● **THE REQUEST**: Each line that contains the string "image" counts once; report how many such lines appear in the data, as a number only.

● **MATERIAL PROVIDED**:

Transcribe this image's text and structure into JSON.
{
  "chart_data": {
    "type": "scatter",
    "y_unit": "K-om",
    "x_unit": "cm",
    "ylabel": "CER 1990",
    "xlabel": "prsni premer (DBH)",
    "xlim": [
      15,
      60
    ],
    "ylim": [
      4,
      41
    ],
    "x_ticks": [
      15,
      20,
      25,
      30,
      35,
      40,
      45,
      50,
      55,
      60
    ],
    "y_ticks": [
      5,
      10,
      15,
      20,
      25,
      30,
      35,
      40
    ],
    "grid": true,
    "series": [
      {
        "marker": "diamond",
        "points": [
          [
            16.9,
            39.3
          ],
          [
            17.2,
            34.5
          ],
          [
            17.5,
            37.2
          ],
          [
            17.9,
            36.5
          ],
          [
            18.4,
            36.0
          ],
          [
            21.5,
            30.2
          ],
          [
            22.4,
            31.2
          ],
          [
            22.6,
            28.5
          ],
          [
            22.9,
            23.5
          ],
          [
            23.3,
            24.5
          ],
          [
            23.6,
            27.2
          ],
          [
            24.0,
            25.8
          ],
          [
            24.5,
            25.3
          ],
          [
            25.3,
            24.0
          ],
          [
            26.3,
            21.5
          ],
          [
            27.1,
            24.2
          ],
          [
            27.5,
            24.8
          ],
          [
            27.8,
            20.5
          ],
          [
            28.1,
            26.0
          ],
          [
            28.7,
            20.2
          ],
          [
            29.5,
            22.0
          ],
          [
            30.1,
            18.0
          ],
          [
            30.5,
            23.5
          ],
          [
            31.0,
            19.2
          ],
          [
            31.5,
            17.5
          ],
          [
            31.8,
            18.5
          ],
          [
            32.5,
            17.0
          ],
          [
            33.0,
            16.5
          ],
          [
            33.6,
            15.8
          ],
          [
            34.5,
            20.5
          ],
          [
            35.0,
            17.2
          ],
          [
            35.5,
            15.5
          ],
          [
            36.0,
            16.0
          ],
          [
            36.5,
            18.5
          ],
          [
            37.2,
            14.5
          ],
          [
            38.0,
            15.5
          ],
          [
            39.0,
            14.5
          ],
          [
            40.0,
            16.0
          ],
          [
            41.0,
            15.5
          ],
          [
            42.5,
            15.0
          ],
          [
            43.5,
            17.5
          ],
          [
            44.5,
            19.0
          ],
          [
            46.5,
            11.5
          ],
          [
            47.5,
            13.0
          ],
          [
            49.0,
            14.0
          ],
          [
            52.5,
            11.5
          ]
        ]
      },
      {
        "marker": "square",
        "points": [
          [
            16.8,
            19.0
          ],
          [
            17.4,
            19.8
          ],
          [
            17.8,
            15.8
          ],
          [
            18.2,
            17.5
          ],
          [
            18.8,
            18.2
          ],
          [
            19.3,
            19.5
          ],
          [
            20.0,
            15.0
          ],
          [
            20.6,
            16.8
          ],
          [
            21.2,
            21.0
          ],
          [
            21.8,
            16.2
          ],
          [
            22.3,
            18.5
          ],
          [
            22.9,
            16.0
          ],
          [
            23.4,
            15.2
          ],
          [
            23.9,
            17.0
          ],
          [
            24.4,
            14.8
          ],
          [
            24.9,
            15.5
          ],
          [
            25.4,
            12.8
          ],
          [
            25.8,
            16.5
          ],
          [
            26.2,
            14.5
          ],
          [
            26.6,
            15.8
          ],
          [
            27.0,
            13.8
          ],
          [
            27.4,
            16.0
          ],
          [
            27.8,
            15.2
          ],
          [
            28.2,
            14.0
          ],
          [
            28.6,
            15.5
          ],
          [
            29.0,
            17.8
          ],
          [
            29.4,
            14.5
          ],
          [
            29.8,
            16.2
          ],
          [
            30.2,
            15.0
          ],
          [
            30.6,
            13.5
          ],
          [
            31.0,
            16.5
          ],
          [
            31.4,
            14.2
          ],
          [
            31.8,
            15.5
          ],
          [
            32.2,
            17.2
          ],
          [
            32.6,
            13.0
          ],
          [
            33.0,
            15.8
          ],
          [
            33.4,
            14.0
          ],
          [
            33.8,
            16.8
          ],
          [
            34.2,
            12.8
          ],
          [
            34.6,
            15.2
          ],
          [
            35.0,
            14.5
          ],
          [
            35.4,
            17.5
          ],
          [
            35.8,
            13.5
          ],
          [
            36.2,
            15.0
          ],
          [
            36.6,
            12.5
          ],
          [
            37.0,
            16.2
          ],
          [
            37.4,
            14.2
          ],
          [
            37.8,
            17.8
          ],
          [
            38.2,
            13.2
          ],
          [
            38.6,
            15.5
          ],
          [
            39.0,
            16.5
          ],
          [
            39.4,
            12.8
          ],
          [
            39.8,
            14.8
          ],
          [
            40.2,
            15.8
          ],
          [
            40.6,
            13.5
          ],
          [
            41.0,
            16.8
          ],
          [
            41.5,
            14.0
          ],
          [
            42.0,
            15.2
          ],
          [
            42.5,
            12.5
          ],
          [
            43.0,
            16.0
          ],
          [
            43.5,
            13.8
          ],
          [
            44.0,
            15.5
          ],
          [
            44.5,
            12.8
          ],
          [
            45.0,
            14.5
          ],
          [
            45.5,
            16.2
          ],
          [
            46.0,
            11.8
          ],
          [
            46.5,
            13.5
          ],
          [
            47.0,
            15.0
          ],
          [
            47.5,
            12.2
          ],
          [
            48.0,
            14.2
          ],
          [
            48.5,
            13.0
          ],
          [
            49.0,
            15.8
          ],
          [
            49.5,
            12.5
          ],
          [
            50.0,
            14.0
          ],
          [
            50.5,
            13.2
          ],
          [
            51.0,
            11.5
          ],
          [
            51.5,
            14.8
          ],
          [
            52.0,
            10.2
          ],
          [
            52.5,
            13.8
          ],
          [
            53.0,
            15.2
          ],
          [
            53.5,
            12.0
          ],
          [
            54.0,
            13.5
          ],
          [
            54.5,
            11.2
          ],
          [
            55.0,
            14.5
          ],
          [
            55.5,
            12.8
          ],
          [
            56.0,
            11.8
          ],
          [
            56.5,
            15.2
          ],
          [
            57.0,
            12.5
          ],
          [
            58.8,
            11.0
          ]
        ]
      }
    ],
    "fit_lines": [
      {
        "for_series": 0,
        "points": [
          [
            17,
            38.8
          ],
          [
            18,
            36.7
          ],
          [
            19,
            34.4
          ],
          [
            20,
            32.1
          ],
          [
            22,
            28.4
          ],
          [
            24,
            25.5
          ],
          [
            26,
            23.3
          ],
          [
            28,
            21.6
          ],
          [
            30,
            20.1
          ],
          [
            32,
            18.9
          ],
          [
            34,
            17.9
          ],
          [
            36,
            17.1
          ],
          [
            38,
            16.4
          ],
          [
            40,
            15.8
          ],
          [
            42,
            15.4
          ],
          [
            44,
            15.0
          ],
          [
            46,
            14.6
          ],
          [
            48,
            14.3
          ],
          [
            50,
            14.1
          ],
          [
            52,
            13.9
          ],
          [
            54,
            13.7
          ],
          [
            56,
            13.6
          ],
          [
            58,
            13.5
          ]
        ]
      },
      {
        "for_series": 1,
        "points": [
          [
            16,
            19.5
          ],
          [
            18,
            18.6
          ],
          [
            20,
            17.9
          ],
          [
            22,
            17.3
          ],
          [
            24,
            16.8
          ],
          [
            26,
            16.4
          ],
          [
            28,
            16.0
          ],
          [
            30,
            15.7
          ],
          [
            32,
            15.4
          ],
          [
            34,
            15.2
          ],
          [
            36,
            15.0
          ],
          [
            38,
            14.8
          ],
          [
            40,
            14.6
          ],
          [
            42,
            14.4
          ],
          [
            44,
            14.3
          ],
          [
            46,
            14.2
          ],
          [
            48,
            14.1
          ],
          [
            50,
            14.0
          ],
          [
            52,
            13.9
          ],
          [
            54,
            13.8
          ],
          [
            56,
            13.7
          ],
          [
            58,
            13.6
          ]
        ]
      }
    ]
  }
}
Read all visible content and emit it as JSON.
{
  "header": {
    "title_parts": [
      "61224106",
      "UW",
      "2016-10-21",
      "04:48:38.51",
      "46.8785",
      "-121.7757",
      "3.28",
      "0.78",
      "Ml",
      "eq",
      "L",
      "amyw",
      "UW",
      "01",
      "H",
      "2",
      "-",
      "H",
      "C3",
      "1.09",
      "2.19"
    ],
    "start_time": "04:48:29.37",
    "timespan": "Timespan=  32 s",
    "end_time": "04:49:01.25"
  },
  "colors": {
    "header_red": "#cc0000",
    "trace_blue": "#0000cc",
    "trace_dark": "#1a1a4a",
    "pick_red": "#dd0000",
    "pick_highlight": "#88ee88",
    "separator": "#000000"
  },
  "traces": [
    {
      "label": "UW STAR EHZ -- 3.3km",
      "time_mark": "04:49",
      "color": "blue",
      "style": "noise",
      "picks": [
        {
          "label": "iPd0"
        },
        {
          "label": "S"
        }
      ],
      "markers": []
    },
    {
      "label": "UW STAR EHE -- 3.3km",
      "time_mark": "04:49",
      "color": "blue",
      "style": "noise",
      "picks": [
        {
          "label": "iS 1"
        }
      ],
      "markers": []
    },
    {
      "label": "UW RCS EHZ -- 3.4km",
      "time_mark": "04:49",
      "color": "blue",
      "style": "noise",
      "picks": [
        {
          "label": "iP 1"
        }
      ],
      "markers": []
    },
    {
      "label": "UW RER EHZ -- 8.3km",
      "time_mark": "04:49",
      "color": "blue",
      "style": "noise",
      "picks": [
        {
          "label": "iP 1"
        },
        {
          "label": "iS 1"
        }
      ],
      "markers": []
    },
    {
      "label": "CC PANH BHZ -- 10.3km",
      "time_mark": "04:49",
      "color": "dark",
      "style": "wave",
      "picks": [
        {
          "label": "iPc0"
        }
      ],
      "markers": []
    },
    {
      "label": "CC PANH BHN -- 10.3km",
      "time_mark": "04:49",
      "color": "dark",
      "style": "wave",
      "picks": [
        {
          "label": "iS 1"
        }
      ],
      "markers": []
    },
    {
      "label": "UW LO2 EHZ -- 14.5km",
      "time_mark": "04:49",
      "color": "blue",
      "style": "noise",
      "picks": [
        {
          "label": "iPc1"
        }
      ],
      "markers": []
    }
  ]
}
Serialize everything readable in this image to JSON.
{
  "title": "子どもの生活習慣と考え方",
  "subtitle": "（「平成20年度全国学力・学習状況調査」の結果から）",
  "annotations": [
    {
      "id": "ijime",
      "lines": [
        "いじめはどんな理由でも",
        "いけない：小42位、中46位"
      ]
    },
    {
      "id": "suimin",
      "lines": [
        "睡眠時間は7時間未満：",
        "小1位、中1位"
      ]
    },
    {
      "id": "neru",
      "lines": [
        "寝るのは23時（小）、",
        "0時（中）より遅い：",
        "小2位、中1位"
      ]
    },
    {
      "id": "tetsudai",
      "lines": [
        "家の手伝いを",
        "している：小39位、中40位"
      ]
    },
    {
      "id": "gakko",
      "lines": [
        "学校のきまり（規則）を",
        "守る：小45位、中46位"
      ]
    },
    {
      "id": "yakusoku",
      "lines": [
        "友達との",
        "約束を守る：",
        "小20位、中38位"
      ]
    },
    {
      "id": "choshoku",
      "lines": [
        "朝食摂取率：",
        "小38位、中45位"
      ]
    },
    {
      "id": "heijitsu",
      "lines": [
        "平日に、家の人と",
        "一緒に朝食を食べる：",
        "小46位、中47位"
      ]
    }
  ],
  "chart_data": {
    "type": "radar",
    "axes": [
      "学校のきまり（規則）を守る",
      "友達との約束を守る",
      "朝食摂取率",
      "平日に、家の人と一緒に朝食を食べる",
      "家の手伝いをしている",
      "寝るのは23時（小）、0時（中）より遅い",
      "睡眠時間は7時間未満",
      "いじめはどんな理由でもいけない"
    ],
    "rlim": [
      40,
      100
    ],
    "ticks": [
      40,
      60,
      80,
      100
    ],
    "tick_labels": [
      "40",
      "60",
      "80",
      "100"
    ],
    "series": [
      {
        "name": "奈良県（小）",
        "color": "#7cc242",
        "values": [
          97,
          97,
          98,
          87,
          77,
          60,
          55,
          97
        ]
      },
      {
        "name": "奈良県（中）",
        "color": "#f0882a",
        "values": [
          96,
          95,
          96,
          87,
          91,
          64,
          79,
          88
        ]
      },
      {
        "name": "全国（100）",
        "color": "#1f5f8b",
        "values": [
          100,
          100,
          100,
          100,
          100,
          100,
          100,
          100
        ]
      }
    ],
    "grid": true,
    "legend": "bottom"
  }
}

● **RESPONSE TO THIS EXERCISE**: 2